• Task prompt: Your task is to return the span of lines beginning at the one with "Transcribe the text in this document." and ending at the last line of the data, exactly as it stands.

Saved data entries:
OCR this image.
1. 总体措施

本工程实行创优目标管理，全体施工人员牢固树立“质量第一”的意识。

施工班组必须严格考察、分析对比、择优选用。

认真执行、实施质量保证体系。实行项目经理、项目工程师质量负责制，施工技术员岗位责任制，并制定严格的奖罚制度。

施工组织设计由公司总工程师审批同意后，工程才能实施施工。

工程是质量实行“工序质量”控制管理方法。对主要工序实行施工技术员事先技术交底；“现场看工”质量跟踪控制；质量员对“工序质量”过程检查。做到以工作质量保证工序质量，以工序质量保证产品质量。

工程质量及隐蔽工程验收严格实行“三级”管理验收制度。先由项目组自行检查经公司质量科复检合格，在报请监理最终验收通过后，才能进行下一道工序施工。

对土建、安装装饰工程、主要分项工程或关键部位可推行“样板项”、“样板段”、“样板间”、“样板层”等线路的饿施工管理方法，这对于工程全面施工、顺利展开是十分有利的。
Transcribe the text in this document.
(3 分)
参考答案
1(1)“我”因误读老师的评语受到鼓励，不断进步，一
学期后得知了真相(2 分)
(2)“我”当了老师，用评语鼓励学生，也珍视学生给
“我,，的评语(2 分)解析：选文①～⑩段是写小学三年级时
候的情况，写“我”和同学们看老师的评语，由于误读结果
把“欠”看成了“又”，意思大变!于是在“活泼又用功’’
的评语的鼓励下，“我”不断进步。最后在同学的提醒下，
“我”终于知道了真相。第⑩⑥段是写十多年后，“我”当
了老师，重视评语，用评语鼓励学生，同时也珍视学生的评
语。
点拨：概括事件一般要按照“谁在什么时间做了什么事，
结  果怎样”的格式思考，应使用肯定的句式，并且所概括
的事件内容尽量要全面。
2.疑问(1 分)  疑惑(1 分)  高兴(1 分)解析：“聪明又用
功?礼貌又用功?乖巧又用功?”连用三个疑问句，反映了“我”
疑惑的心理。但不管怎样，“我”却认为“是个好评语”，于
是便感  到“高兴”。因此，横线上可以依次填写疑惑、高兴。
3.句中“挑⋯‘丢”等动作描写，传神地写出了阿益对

• Written solution:
Transcribe the text in this document.
(3 分)
参考答案
1(1)“我”因误读老师的评语受到鼓励，不断进步，一
学期后得知了真相(2 分)
(2)“我”当了老师，用评语鼓励学生，也珍视学生给
“我,，的评语(2 分)解析：选文①～⑩段是写小学三年级时
候的情况，写“我”和同学们看老师的评语，由于误读结果
把“欠”看成了“又”，意思大变!于是在“活泼又用功’’
的评语的鼓励下，“我”不断进步。最后在同学的提醒下，
“我”终于知道了真相。第⑩⑥段是写十多年后，“我”当
了老师，重视评语，用评语鼓励学生，同时也珍视学生的评
语。
点拨：概括事件一般要按照“谁在什么时间做了什么事，
结  果怎样”的格式思考，应使用肯定的句式，并且所概括
的事件内容尽量要全面。
2.疑问(1 分)  疑惑(1 分)  高兴(1 分)解析：“聪明又用
功?礼貌又用功?乖巧又用功?”连用三个疑问句，反映了“我”
疑惑的心理。但不管怎样，“我”却认为“是个好评语”，于
是便感  到“高兴”。因此，横线上可以依次填写疑惑、高兴。
3.句中“挑⋯‘丢”等动作描写，传神地写出了阿益对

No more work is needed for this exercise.